** Job **
Drop every picture, then transcribe the remaining data exactly.

Stored data entries:
-=-=-

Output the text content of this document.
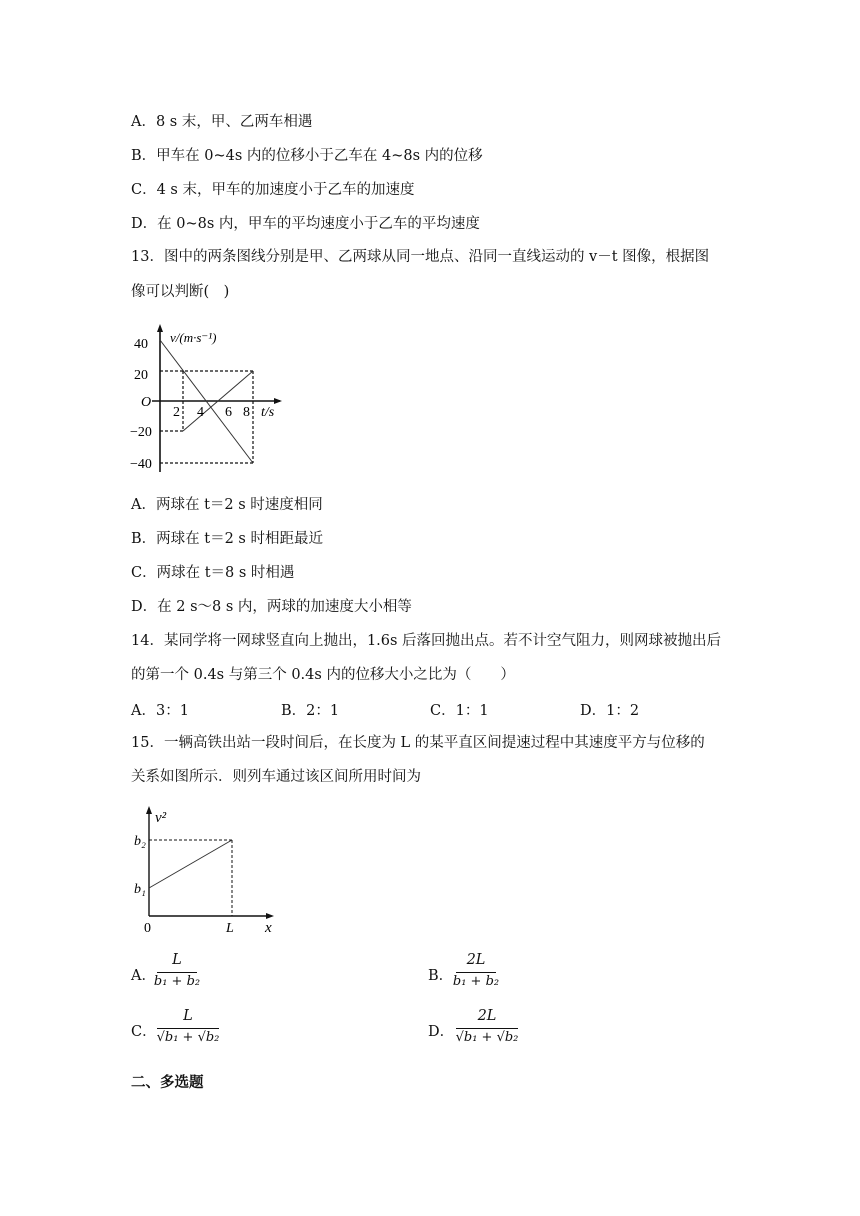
A．8 s 末，甲、乙两车相遇
B．甲车在 0~4s 内的位移小于乙车在 4~8s 内的位移
C．4 s 末，甲车的加速度小于乙车的加速度
D．在 0~8s 内，甲车的平均速度小于乙车的平均速度
13．图中的两条图线分别是甲、乙两球从同一地点、沿同一直线运动的 v－t 图像，根据图
像可以判断(　)
v/(m·s⁻¹)
40
20
O
−20
−40
2 4 6 8 t/s
A．两球在 t＝2 s 时速度相同
B．两球在 t＝2 s 时相距最近
C．两球在 t＝8 s 时相遇
D．在 2 s～8 s 内，两球的加速度大小相等
14．某同学将一网球竖直向上抛出，1.6s 后落回抛出点。若不计空气阻力，则网球被抛出后
的第一个 0.4s 与第三个 0.4s 内的位移大小之比为（　　）
A．3：1	B．2：1	C．1：1	D．1：2
15．一辆高铁出站一段时间后，在长度为 L 的某平直区间提速过程中其速度平方与位移的
关系如图所示．则列车通过该区间所用时间为
v²
b₂
b₁
0	L x
A．
L
b₁ + b₂	B．
2L
b₁ + b₂
C．
L
√b₁ + √b₂	D．
2L
√b₁ + √b₂
二、多选题
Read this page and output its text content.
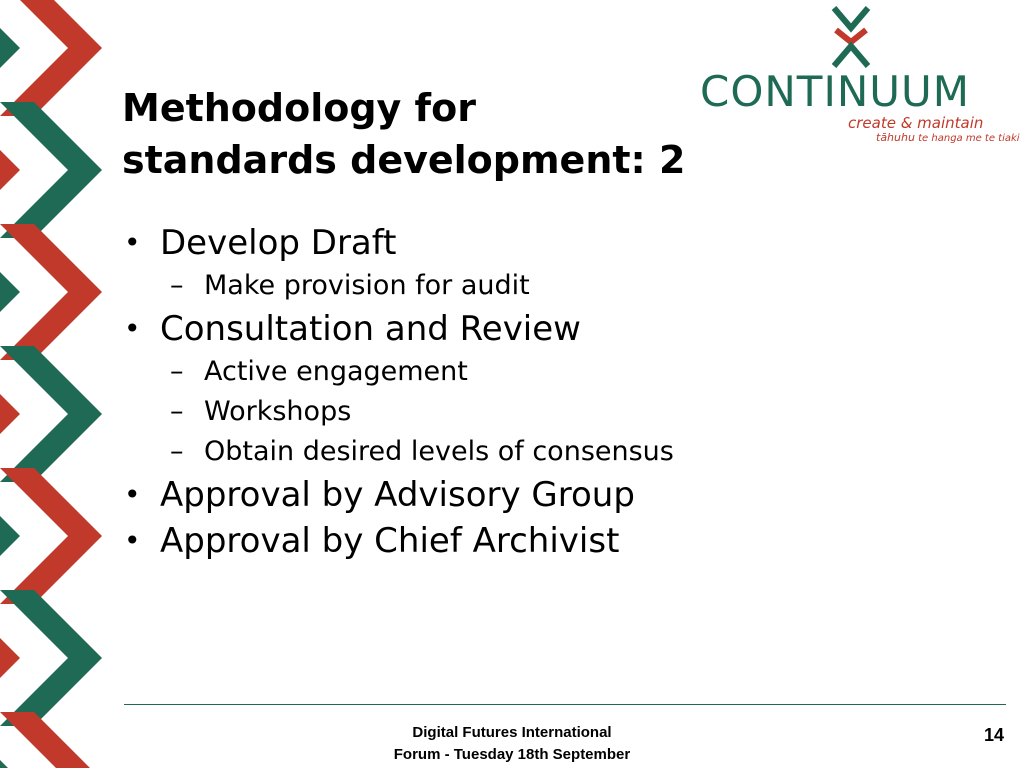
CONTINUUM
create & maintain
tāhuhu te hanga me te tiaki
Methodology for
standards development: 2
• Develop Draft
– Make provision for audit
• Consultation and Review
– Active engagement
– Workshops
– Obtain desired levels of consensus
• Approval by Advisory Group
• Approval by Chief Archivist
Digital Futures International
Forum - Tuesday 18th September
14
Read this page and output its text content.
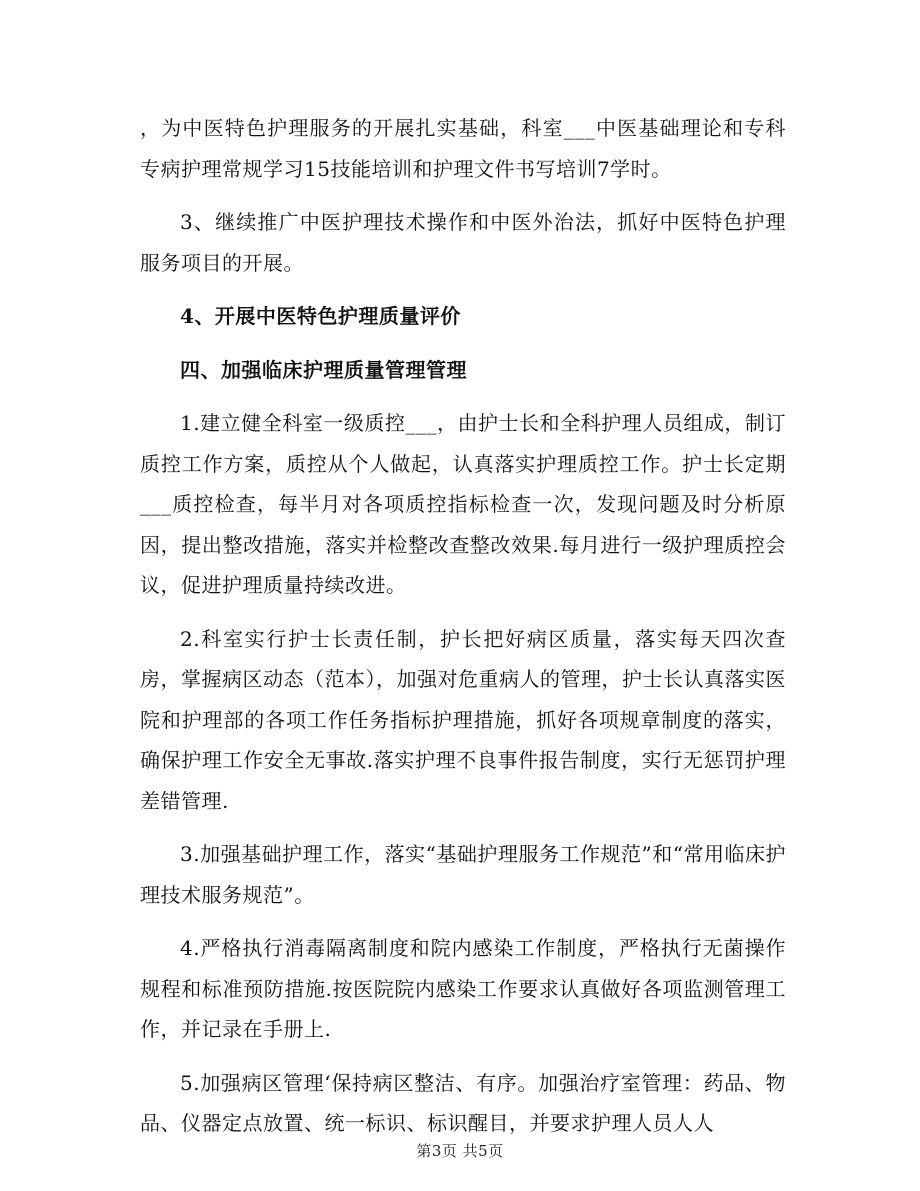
，为中医特色护理服务的开展扎实基础，科室___中医基础理论和专科专病护理常规学习15技能培训和护理文件书写培训7学时。

3、继续推广中医护理技术操作和中医外治法，抓好中医特色护理服务项目的开展。

4、开展中医特色护理质量评价

四、加强临床护理质量管理管理

1.建立健全科室一级质控___，由护士长和全科护理人员组成，制订质控工作方案，质控从个人做起，认真落实护理质控工作。护士长定期___质控检查，每半月对各项质控指标检查一次，发现问题及时分析原因，提出整改措施，落实并检整改查整改效果.每月进行一级护理质控会议，促进护理质量持续改进。

2.科室实行护士长责任制，护长把好病区质量，落实每天四次查房，掌握病区动态（范本），加强对危重病人的管理，护士长认真落实医院和护理部的各项工作任务指标护理措施，抓好各项规章制度的落实，确保护理工作安全无事故.落实护理不良事件报告制度，实行无惩罚护理差错管理.

3.加强基础护理工作，落实“基础护理服务工作规范”和“常用临床护理技术服务规范”。

4.严格执行消毒隔离制度和院内感染工作制度，严格执行无菌操作规程和标准预防措施.按医院院内感染工作要求认真做好各项监测管理工作，并记录在手册上.

5.加强病区管理‘保持病区整洁、有序。加强治疗室管理：药品、物品、仪器定点放置、统一标识、标识醒目，并要求护理人员人人

第3页 共5页
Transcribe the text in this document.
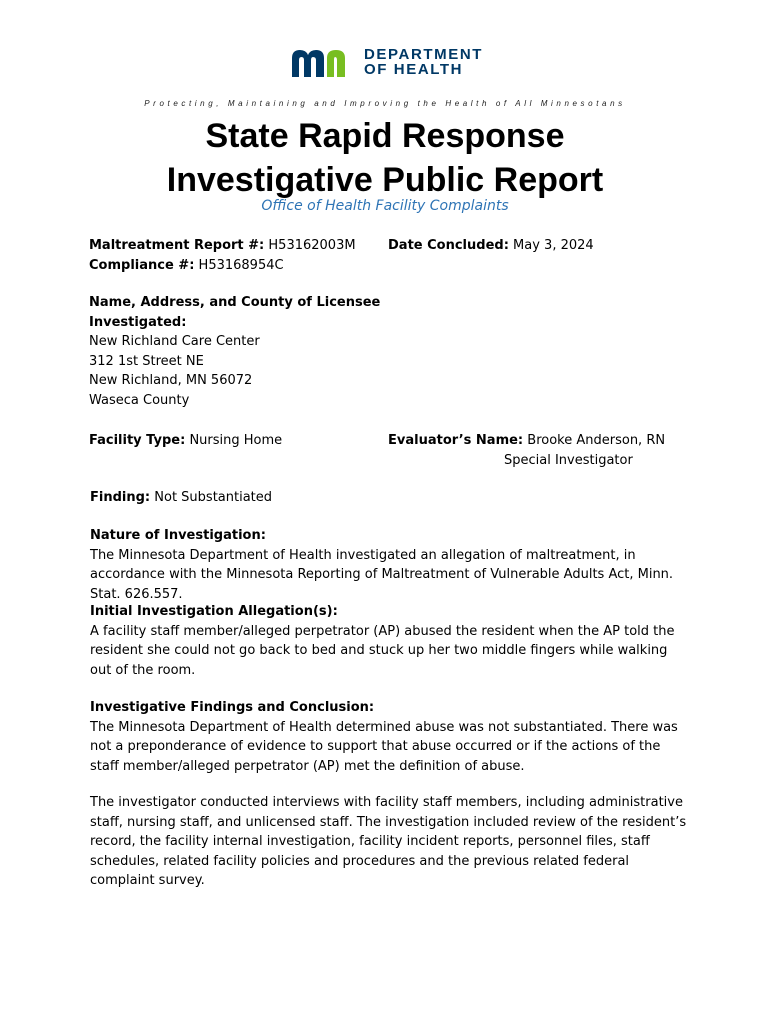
DEPARTMENT
OF HEALTH
Protecting, Maintaining and Improving the Health of All Minnesotans
State Rapid Response
Investigative Public Report
Office of Health Facility Complaints
Maltreatment Report #: H53162003M
Compliance #: H53168954C
Date Concluded: May 3, 2024
Name, Address, and County of Licensee
Investigated:
New Richland Care Center
312 1st Street NE
New Richland, MN 56072
Waseca County
Facility Type: Nursing Home	Evaluator’s Name: Brooke Anderson, RN
Special Investigator
Finding: Not Substantiated
Nature of Investigation:
The Minnesota Department of Health investigated an allegation of maltreatment, in accordance with the Minnesota Reporting of Maltreatment of Vulnerable Adults Act, Minn. Stat. 626.557.
Initial Investigation Allegation(s):
A facility staff member/alleged perpetrator (AP) abused the resident when the AP told the resident she could not go back to bed and stuck up her two middle fingers while walking out of the room.
Investigative Findings and Conclusion:
The Minnesota Department of Health determined abuse was not substantiated. There was not a preponderance of evidence to support that abuse occurred or if the actions of the staff member/alleged perpetrator (AP) met the definition of abuse.
The investigator conducted interviews with facility staff members, including administrative staff, nursing staff, and unlicensed staff. The investigation included review of the resident’s record, the facility internal investigation, facility incident reports, personnel files, staff schedules, related facility policies and procedures and the previous related federal complaint survey.
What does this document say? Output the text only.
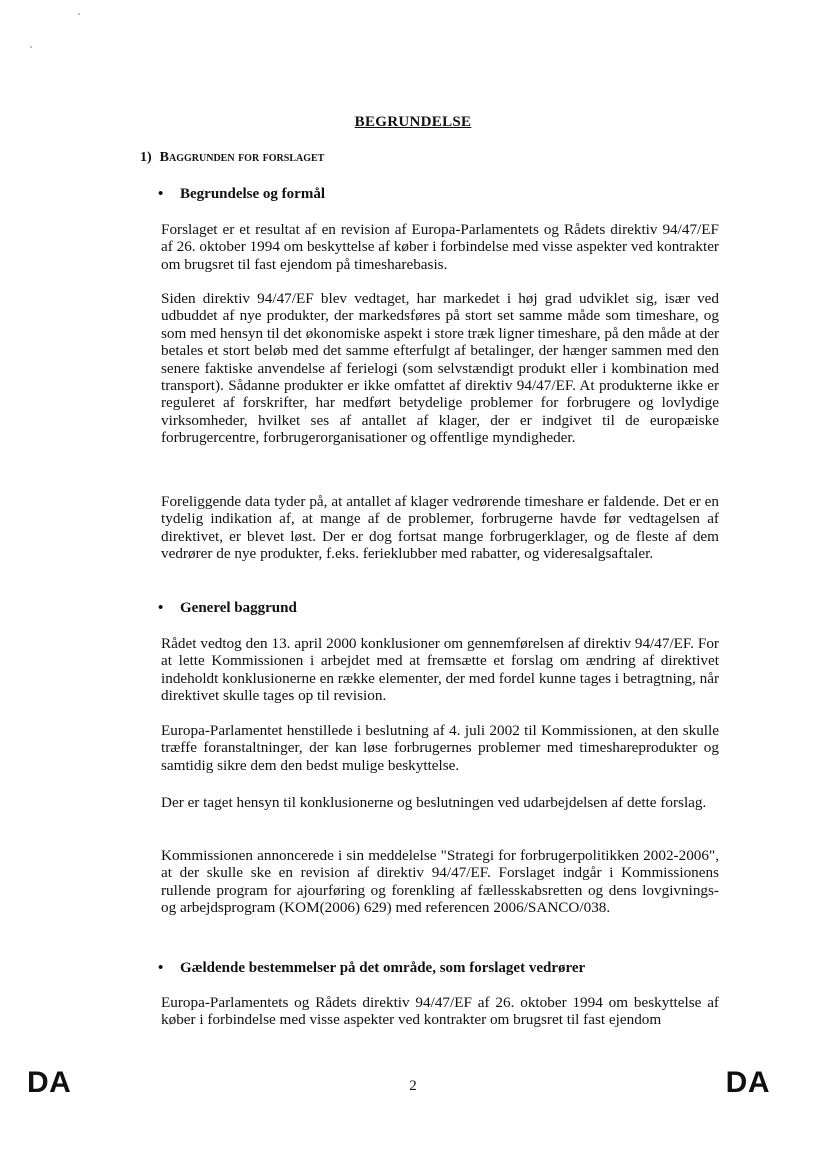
BEGRUNDELSE
1) Baggrunden for forslaget
• Begrundelse og formål
Forslaget er et resultat af en revision af Europa-Parlamentets og Rådets direktiv 94/47/EF af 26. oktober 1994 om beskyttelse af køber i forbindelse med visse aspekter ved kontrakter om brugsret til fast ejendom på timesharebasis.
Siden direktiv 94/47/EF blev vedtaget, har markedet i høj grad udviklet sig, især ved udbuddet af nye produkter, der markedsføres på stort set samme måde som timeshare, og som med hensyn til det økonomiske aspekt i store træk ligner timeshare, på den måde at der betales et stort beløb med det samme efterfulgt af betalinger, der hænger sammen med den senere faktiske anvendelse af ferielogi (som selvstændigt produkt eller i kombination med transport). Sådanne produkter er ikke omfattet af direktiv 94/47/EF. At produkterne ikke er reguleret af forskrifter, har medført betydelige problemer for forbrugere og lovlydige virksomheder, hvilket ses af antallet af klager, der er indgivet til de europæiske forbrugercentre, forbrugerorganisationer og offentlige myndigheder.
Foreliggende data tyder på, at antallet af klager vedrørende timeshare er faldende. Det er en tydelig indikation af, at mange af de problemer, forbrugerne havde før vedtagelsen af direktivet, er blevet løst. Der er dog fortsat mange forbrugerklager, og de fleste af dem vedrører de nye produkter, f.eks. ferieklubber med rabatter, og videresalgsaftaler.
• Generel baggrund
Rådet vedtog den 13. april 2000 konklusioner om gennemførelsen af direktiv 94/47/EF. For at lette Kommissionen i arbejdet med at fremsætte et forslag om ændring af direktivet indeholdt konklusionerne en række elementer, der med fordel kunne tages i betragtning, når direktivet skulle tages op til revision.
Europa-Parlamentet henstillede i beslutning af 4. juli 2002 til Kommissionen, at den skulle træffe foranstaltninger, der kan løse forbrugernes problemer med timeshareprodukter og samtidig sikre dem den bedst mulige beskyttelse.
Der er taget hensyn til konklusionerne og beslutningen ved udarbejdelsen af dette forslag.
Kommissionen annoncerede i sin meddelelse "Strategi for forbrugerpolitikken 2002-2006", at der skulle ske en revision af direktiv 94/47/EF. Forslaget indgår i Kommissionens rullende program for ajourføring og forenkling af fællesskabsretten og dens lovgivnings- og arbejdsprogram (KOM(2006) 629) med referencen 2006/SANCO/038.
• Gældende bestemmelser på det område, som forslaget vedrører
Europa-Parlamentets og Rådets direktiv 94/47/EF af 26. oktober 1994 om beskyttelse af køber i forbindelse med visse aspekter ved kontrakter om brugsret til fast ejendom
DA	2	DA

-=-=-

** Right answer **
Output the text content of this document.
A．8 s 末，甲、乙两车相遇
B．甲车在 0~4s 内的位移小于乙车在 4~8s 内的位移
C．4 s 末，甲车的加速度小于乙车的加速度
D．在 0~8s 内，甲车的平均速度小于乙车的平均速度
13．图中的两条图线分别是甲、乙两球从同一地点、沿同一直线运动的 v－t 图像，根据图
像可以判断(　)
v/(m·s⁻¹)
40
20
O
−20
−40
2 4 6 8 t/s
A．两球在 t＝2 s 时速度相同
B．两球在 t＝2 s 时相距最近
C．两球在 t＝8 s 时相遇
D．在 2 s～8 s 内，两球的加速度大小相等
14．某同学将一网球竖直向上抛出，1.6s 后落回抛出点。若不计空气阻力，则网球被抛出后
的第一个 0.4s 与第三个 0.4s 内的位移大小之比为（　　）
A．3：1	B．2：1	C．1：1	D．1：2
15．一辆高铁出站一段时间后，在长度为 L 的某平直区间提速过程中其速度平方与位移的
关系如图所示．则列车通过该区间所用时间为
v²
b₂
b₁
0	L x
A．
L
b₁ + b₂	B．
2L
b₁ + b₂
C．
L
√b₁ + √b₂	D．
2L
√b₁ + √b₂
二、多选题
Read this page and output its text content.
CONTINUUM
create & maintain
tāhuhu te hanga me te tiaki
Methodology for
standards development: 2
• Develop Draft
– Make provision for audit
• Consultation and Review
– Active engagement
– Workshops
– Obtain desired levels of consensus
• Approval by Advisory Group
• Approval by Chief Archivist
Digital Futures International
Forum - Tuesday 18th September
14
Read this page and output its text content.
，为中医特色护理服务的开展扎实基础，科室___中医基础理论和专科专病护理常规学习15技能培训和护理文件书写培训7学时。

3、继续推广中医护理技术操作和中医外治法，抓好中医特色护理服务项目的开展。

4、开展中医特色护理质量评价

四、加强临床护理质量管理管理

1.建立健全科室一级质控___，由护士长和全科护理人员组成，制订质控工作方案，质控从个人做起，认真落实护理质控工作。护士长定期___质控检查，每半月对各项质控指标检查一次，发现问题及时分析原因，提出整改措施，落实并检整改查整改效果.每月进行一级护理质控会议，促进护理质量持续改进。

2.科室实行护士长责任制，护长把好病区质量，落实每天四次查房，掌握病区动态（范本），加强对危重病人的管理，护士长认真落实医院和护理部的各项工作任务指标护理措施，抓好各项规章制度的落实，确保护理工作安全无事故.落实护理不良事件报告制度，实行无惩罚护理差错管理.

3.加强基础护理工作，落实“基础护理服务工作规范”和“常用临床护理技术服务规范”。

4.严格执行消毒隔离制度和院内感染工作制度，严格执行无菌操作规程和标准预防措施.按医院院内感染工作要求认真做好各项监测管理工作，并记录在手册上.

5.加强病区管理‘保持病区整洁、有序。加强治疗室管理：药品、物品、仪器定点放置、统一标识、标识醒目，并要求护理人员人人

第3页 共5页
Transcribe the text in this document.
DEPARTMENT
OF HEALTH
Protecting, Maintaining and Improving the Health of All Minnesotans
State Rapid Response
Investigative Public Report
Office of Health Facility Complaints
Maltreatment Report #: H53162003M
Compliance #: H53168954C
Date Concluded: May 3, 2024
Name, Address, and County of Licensee
Investigated:
New Richland Care Center
312 1st Street NE
New Richland, MN 56072
Waseca County
Facility Type: Nursing Home	Evaluator’s Name: Brooke Anderson, RN
Special Investigator
Finding: Not Substantiated
Nature of Investigation:
The Minnesota Department of Health investigated an allegation of maltreatment, in accordance with the Minnesota Reporting of Maltreatment of Vulnerable Adults Act, Minn. Stat. 626.557.
Initial Investigation Allegation(s):
A facility staff member/alleged perpetrator (AP) abused the resident when the AP told the resident she could not go back to bed and stuck up her two middle fingers while walking out of the room.
Investigative Findings and Conclusion:
The Minnesota Department of Health determined abuse was not substantiated. There was not a preponderance of evidence to support that abuse occurred or if the actions of the staff member/alleged perpetrator (AP) met the definition of abuse.
The investigator conducted interviews with facility staff members, including administrative staff, nursing staff, and unlicensed staff. The investigation included review of the resident’s record, the facility internal investigation, facility incident reports, personnel files, staff schedules, related facility policies and procedures and the previous related federal complaint survey.
What does this document say? Output the text only.
BEGRUNDELSE
1) Baggrunden for forslaget
• Begrundelse og formål
Forslaget er et resultat af en revision af Europa-Parlamentets og Rådets direktiv 94/47/EF af 26. oktober 1994 om beskyttelse af køber i forbindelse med visse aspekter ved kontrakter om brugsret til fast ejendom på timesharebasis.
Siden direktiv 94/47/EF blev vedtaget, har markedet i høj grad udviklet sig, især ved udbuddet af nye produkter, der markedsføres på stort set samme måde som timeshare, og som med hensyn til det økonomiske aspekt i store træk ligner timeshare, på den måde at der betales et stort beløb med det samme efterfulgt af betalinger, der hænger sammen med den senere faktiske anvendelse af ferielogi (som selvstændigt produkt eller i kombination med transport). Sådanne produkter er ikke omfattet af direktiv 94/47/EF. At produkterne ikke er reguleret af forskrifter, har medført betydelige problemer for forbrugere og lovlydige virksomheder, hvilket ses af antallet af klager, der er indgivet til de europæiske forbrugercentre, forbrugerorganisationer og offentlige myndigheder.
Foreliggende data tyder på, at antallet af klager vedrørende timeshare er faldende. Det er en tydelig indikation af, at mange af de problemer, forbrugerne havde før vedtagelsen af direktivet, er blevet løst. Der er dog fortsat mange forbrugerklager, og de fleste af dem vedrører de nye produkter, f.eks. ferieklubber med rabatter, og videresalgsaftaler.
• Generel baggrund
Rådet vedtog den 13. april 2000 konklusioner om gennemførelsen af direktiv 94/47/EF. For at lette Kommissionen i arbejdet med at fremsætte et forslag om ændring af direktivet indeholdt konklusionerne en række elementer, der med fordel kunne tages i betragtning, når direktivet skulle tages op til revision.
Europa-Parlamentet henstillede i beslutning af 4. juli 2002 til Kommissionen, at den skulle træffe foranstaltninger, der kan løse forbrugernes problemer med timeshareprodukter og samtidig sikre dem den bedst mulige beskyttelse.
Der er taget hensyn til konklusionerne og beslutningen ved udarbejdelsen af dette forslag.
Kommissionen annoncerede i sin meddelelse "Strategi for forbrugerpolitikken 2002-2006", at der skulle ske en revision af direktiv 94/47/EF. Forslaget indgår i Kommissionens rullende program for ajourføring og forenkling af fællesskabsretten og dens lovgivnings- og arbejdsprogram (KOM(2006) 629) med referencen 2006/SANCO/038.
• Gældende bestemmelser på det område, som forslaget vedrører
Europa-Parlamentets og Rådets direktiv 94/47/EF af 26. oktober 1994 om beskyttelse af køber i forbindelse med visse aspekter ved kontrakter om brugsret til fast ejendom
DA	2	DA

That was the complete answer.